» **OBJECTIVE**: Each line in the entries below that holds the string "Stoll" is to be listed.
<<<<
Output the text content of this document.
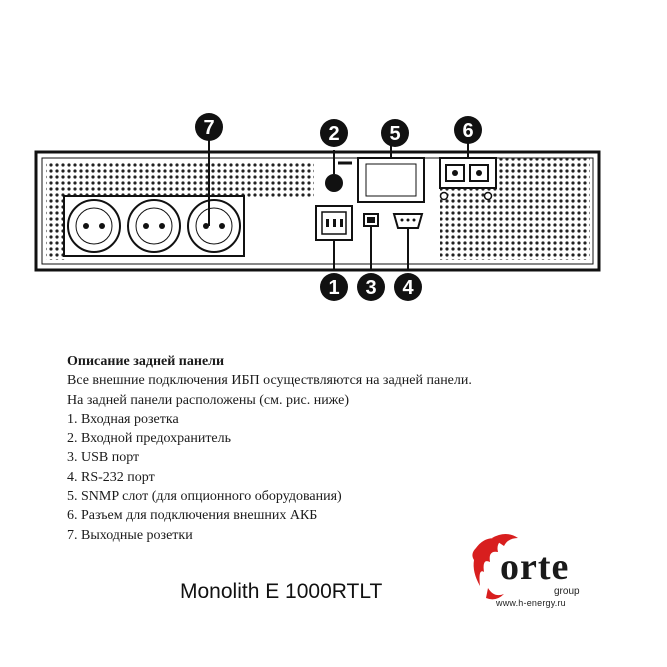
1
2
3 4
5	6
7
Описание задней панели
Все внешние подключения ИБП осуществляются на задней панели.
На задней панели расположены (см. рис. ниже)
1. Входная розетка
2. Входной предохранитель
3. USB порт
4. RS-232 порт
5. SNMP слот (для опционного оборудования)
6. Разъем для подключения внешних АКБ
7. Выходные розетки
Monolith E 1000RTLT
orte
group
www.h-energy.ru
>>>>
<<<<
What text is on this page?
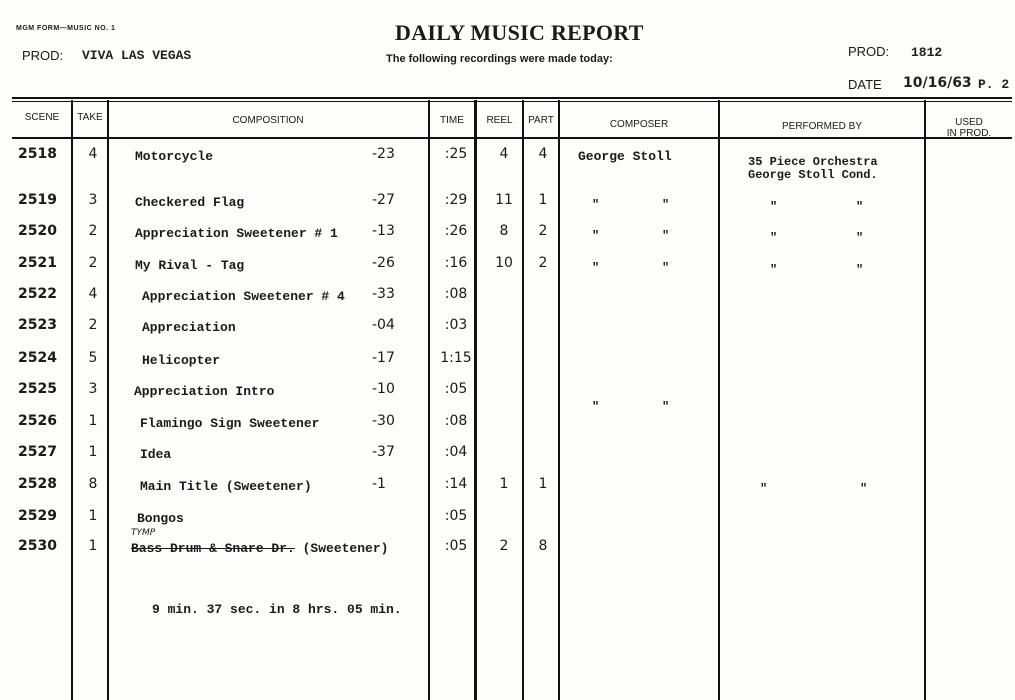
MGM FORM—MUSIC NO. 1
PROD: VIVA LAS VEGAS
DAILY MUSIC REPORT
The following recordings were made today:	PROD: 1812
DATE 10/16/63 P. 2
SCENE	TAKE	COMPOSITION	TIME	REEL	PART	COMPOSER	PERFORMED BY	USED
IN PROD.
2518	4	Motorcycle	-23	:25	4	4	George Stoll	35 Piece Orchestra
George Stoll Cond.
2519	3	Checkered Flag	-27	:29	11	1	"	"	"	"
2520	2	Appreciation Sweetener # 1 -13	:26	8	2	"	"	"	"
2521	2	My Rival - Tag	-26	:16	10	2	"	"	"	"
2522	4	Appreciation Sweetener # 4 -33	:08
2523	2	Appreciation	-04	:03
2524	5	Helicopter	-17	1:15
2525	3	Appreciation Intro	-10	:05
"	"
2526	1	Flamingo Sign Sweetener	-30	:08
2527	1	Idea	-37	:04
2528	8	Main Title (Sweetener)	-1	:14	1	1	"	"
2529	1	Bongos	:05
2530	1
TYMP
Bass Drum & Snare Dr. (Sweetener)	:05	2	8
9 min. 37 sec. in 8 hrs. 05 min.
>>>>
<<<<
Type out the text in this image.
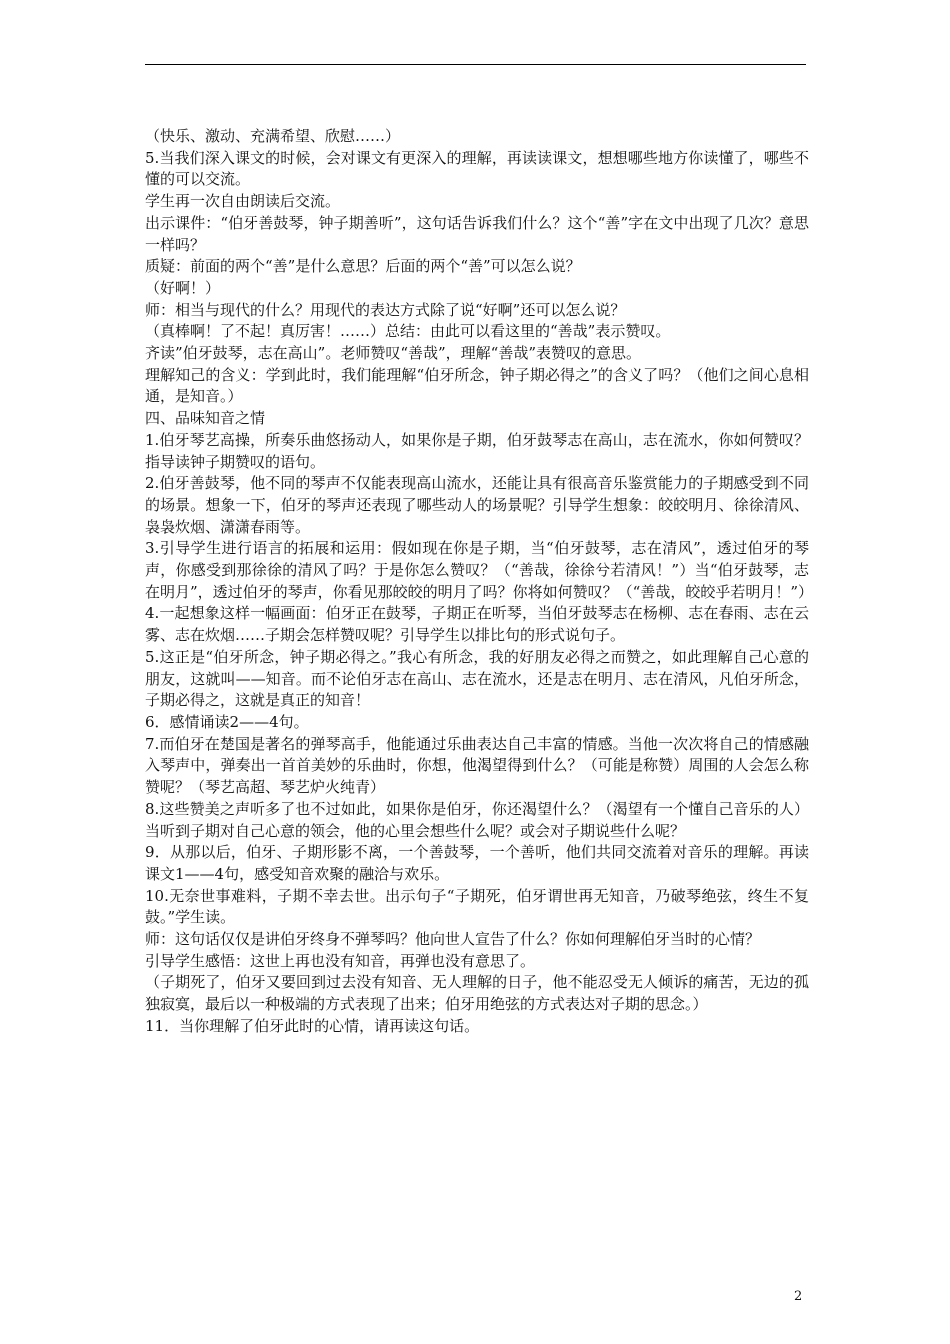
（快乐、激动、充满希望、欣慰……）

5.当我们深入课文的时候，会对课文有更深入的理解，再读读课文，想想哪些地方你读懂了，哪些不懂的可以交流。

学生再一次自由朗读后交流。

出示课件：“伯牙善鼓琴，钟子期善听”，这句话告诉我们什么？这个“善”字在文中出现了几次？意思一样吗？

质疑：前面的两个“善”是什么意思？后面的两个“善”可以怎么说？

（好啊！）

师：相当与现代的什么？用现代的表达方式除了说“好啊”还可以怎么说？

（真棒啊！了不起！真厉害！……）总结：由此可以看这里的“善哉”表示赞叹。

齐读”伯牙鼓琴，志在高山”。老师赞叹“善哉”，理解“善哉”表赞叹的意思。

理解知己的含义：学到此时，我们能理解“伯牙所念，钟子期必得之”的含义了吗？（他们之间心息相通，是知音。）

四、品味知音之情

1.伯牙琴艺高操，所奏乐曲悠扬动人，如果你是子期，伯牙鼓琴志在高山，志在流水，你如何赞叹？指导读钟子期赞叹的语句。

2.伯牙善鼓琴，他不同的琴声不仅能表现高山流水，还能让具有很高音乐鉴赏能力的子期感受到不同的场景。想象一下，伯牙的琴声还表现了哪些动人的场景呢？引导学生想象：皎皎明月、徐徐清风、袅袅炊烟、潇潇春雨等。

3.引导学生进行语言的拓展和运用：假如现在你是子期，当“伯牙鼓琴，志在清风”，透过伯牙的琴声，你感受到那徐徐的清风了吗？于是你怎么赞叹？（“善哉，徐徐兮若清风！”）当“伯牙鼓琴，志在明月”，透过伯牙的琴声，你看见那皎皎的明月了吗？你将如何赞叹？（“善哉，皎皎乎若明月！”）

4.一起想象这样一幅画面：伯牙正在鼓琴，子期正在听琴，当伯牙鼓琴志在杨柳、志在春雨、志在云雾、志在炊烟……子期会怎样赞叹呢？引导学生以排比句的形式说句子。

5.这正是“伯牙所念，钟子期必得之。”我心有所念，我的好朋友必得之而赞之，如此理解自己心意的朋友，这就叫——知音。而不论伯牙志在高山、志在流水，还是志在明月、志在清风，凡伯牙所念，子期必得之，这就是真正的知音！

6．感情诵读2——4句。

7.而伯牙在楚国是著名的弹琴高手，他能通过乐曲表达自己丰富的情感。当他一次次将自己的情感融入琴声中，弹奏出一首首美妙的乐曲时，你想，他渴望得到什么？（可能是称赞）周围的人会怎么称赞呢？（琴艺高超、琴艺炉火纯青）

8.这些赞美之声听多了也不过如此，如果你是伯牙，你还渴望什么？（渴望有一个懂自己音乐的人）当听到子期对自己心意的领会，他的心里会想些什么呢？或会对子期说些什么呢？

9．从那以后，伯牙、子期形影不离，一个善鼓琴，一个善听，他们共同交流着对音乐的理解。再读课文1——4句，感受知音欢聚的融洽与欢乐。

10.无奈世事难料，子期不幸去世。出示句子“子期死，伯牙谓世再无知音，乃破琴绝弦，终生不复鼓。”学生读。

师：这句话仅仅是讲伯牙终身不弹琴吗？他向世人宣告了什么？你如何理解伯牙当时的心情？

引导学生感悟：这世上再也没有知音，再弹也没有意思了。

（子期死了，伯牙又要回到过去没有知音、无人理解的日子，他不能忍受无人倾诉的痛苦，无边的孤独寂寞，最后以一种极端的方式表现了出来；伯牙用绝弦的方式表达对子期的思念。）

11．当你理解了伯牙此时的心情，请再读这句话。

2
>>>>
» **RESULT OF THIS TASK**:
2518	4	Motorcycle	-23	:25	4	4	George Stoll	35 Piece Orchestra
George Stoll Cond.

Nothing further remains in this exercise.